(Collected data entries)
* * * * * * * * *

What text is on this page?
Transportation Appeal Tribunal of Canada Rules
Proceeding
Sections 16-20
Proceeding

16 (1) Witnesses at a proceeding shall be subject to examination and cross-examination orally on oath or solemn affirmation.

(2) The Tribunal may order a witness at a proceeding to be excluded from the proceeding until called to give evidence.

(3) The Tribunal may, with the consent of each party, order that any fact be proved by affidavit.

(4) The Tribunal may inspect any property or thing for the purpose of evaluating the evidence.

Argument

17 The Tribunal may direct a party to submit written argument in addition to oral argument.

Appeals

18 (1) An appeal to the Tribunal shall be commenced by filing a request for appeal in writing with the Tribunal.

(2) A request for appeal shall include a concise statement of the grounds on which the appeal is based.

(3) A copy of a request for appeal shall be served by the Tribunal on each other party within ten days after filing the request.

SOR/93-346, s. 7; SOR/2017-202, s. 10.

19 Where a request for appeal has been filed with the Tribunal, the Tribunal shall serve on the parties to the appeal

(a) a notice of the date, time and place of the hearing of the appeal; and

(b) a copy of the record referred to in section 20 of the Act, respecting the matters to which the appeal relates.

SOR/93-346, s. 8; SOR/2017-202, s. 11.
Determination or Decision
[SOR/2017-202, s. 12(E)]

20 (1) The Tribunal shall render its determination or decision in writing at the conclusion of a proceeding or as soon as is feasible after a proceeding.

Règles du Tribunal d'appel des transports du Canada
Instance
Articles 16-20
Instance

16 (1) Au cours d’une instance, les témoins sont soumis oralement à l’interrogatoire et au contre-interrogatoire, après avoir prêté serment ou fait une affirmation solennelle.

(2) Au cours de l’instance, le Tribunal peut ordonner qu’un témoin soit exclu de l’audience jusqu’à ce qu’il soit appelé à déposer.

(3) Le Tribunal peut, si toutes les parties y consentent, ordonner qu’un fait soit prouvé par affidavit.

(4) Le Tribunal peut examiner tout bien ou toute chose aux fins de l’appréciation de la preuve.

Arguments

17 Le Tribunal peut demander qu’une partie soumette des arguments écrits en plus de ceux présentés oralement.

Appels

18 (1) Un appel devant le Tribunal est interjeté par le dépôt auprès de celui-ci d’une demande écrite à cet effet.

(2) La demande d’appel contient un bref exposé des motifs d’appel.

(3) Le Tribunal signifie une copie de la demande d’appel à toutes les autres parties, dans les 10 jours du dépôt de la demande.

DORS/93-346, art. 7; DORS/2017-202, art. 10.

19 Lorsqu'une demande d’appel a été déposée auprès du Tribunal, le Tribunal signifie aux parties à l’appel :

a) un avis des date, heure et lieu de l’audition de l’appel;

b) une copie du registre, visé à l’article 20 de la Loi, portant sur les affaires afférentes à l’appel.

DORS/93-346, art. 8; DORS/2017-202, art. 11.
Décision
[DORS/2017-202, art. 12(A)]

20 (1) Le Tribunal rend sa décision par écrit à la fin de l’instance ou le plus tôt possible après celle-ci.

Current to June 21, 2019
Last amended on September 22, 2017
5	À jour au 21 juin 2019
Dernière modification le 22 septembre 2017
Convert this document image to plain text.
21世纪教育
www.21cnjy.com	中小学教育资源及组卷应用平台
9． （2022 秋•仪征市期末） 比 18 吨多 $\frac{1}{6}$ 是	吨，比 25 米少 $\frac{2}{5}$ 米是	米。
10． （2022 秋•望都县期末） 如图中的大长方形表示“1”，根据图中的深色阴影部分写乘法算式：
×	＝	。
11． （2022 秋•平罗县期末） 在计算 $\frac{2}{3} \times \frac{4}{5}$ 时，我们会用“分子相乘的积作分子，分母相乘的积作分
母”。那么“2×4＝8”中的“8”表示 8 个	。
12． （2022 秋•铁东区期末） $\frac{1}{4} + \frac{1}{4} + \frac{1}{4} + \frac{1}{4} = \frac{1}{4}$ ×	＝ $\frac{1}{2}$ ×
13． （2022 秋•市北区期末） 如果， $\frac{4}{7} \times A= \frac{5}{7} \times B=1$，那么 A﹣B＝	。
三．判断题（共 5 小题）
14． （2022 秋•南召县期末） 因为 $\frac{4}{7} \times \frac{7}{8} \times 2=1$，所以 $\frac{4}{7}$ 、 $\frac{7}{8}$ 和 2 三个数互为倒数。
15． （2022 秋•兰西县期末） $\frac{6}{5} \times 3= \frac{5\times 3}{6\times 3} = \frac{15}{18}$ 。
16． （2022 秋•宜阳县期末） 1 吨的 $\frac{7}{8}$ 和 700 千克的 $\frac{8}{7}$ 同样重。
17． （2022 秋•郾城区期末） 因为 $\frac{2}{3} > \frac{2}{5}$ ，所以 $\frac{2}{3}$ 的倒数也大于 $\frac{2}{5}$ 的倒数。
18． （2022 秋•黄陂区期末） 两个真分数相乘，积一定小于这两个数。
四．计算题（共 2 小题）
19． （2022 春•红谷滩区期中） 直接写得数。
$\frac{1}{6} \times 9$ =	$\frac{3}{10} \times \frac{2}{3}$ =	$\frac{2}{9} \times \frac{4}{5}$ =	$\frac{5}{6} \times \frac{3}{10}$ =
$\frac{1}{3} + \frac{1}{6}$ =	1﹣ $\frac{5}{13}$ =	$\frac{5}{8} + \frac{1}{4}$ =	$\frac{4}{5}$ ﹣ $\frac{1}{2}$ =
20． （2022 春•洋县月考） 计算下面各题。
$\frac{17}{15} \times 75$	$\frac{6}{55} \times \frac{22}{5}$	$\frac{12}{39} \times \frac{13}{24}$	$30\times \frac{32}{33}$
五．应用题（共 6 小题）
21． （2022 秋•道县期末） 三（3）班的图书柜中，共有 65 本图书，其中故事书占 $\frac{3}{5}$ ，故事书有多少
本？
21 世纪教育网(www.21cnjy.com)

* * * * * * * * *

Goal:
The records above should be restated word for word, please.

Right answer:
What text is on this page?
Transportation Appeal Tribunal of Canada Rules
Proceeding
Sections 16-20
Proceeding

16 (1) Witnesses at a proceeding shall be subject to examination and cross-examination orally on oath or solemn affirmation.

(2) The Tribunal may order a witness at a proceeding to be excluded from the proceeding until called to give evidence.

(3) The Tribunal may, with the consent of each party, order that any fact be proved by affidavit.

(4) The Tribunal may inspect any property or thing for the purpose of evaluating the evidence.

Argument

17 The Tribunal may direct a party to submit written argument in addition to oral argument.

Appeals

18 (1) An appeal to the Tribunal shall be commenced by filing a request for appeal in writing with the Tribunal.

(2) A request for appeal shall include a concise statement of the grounds on which the appeal is based.

(3) A copy of a request for appeal shall be served by the Tribunal on each other party within ten days after filing the request.

SOR/93-346, s. 7; SOR/2017-202, s. 10.

19 Where a request for appeal has been filed with the Tribunal, the Tribunal shall serve on the parties to the appeal

(a) a notice of the date, time and place of the hearing of the appeal; and

(b) a copy of the record referred to in section 20 of the Act, respecting the matters to which the appeal relates.

SOR/93-346, s. 8; SOR/2017-202, s. 11.
Determination or Decision
[SOR/2017-202, s. 12(E)]

20 (1) The Tribunal shall render its determination or decision in writing at the conclusion of a proceeding or as soon as is feasible after a proceeding.

Règles du Tribunal d'appel des transports du Canada
Instance
Articles 16-20
Instance

16 (1) Au cours d’une instance, les témoins sont soumis oralement à l’interrogatoire et au contre-interrogatoire, après avoir prêté serment ou fait une affirmation solennelle.

(2) Au cours de l’instance, le Tribunal peut ordonner qu’un témoin soit exclu de l’audience jusqu’à ce qu’il soit appelé à déposer.

(3) Le Tribunal peut, si toutes les parties y consentent, ordonner qu’un fait soit prouvé par affidavit.

(4) Le Tribunal peut examiner tout bien ou toute chose aux fins de l’appréciation de la preuve.

Arguments

17 Le Tribunal peut demander qu’une partie soumette des arguments écrits en plus de ceux présentés oralement.

Appels

18 (1) Un appel devant le Tribunal est interjeté par le dépôt auprès de celui-ci d’une demande écrite à cet effet.

(2) La demande d’appel contient un bref exposé des motifs d’appel.

(3) Le Tribunal signifie une copie de la demande d’appel à toutes les autres parties, dans les 10 jours du dépôt de la demande.

DORS/93-346, art. 7; DORS/2017-202, art. 10.

19 Lorsqu'une demande d’appel a été déposée auprès du Tribunal, le Tribunal signifie aux parties à l’appel :

a) un avis des date, heure et lieu de l’audition de l’appel;

b) une copie du registre, visé à l’article 20 de la Loi, portant sur les affaires afférentes à l’appel.

DORS/93-346, art. 8; DORS/2017-202, art. 11.
Décision
[DORS/2017-202, art. 12(A)]

20 (1) Le Tribunal rend sa décision par écrit à la fin de l’instance ou le plus tôt possible après celle-ci.

Current to June 21, 2019
Last amended on September 22, 2017
5	À jour au 21 juin 2019
Dernière modification le 22 septembre 2017
Convert this document image to plain text.
21世纪教育
www.21cnjy.com	中小学教育资源及组卷应用平台
9． （2022 秋•仪征市期末） 比 18 吨多 $\frac{1}{6}$ 是	吨，比 25 米少 $\frac{2}{5}$ 米是	米。
10． （2022 秋•望都县期末） 如图中的大长方形表示“1”，根据图中的深色阴影部分写乘法算式：
×	＝	。
11． （2022 秋•平罗县期末） 在计算 $\frac{2}{3} \times \frac{4}{5}$ 时，我们会用“分子相乘的积作分子，分母相乘的积作分
母”。那么“2×4＝8”中的“8”表示 8 个	。
12． （2022 秋•铁东区期末） $\frac{1}{4} + \frac{1}{4} + \frac{1}{4} + \frac{1}{4} = \frac{1}{4}$ ×	＝ $\frac{1}{2}$ ×
13． （2022 秋•市北区期末） 如果， $\frac{4}{7} \times A= \frac{5}{7} \times B=1$，那么 A﹣B＝	。
三．判断题（共 5 小题）
14． （2022 秋•南召县期末） 因为 $\frac{4}{7} \times \frac{7}{8} \times 2=1$，所以 $\frac{4}{7}$ 、 $\frac{7}{8}$ 和 2 三个数互为倒数。
15． （2022 秋•兰西县期末） $\frac{6}{5} \times 3= \frac{5\times 3}{6\times 3} = \frac{15}{18}$ 。
16． （2022 秋•宜阳县期末） 1 吨的 $\frac{7}{8}$ 和 700 千克的 $\frac{8}{7}$ 同样重。
17． （2022 秋•郾城区期末） 因为 $\frac{2}{3} > \frac{2}{5}$ ，所以 $\frac{2}{3}$ 的倒数也大于 $\frac{2}{5}$ 的倒数。
18． （2022 秋•黄陂区期末） 两个真分数相乘，积一定小于这两个数。
四．计算题（共 2 小题）
19． （2022 春•红谷滩区期中） 直接写得数。
$\frac{1}{6} \times 9$ =	$\frac{3}{10} \times \frac{2}{3}$ =	$\frac{2}{9} \times \frac{4}{5}$ =	$\frac{5}{6} \times \frac{3}{10}$ =
$\frac{1}{3} + \frac{1}{6}$ =	1﹣ $\frac{5}{13}$ =	$\frac{5}{8} + \frac{1}{4}$ =	$\frac{4}{5}$ ﹣ $\frac{1}{2}$ =
20． （2022 春•洋县月考） 计算下面各题。
$\frac{17}{15} \times 75$	$\frac{6}{55} \times \frac{22}{5}$	$\frac{12}{39} \times \frac{13}{24}$	$30\times \frac{32}{33}$
五．应用题（共 6 小题）
21． （2022 秋•道县期末） 三（3）班的图书柜中，共有 65 本图书，其中故事书占 $\frac{3}{5}$ ，故事书有多少
本？
21 世纪教育网(www.21cnjy.com)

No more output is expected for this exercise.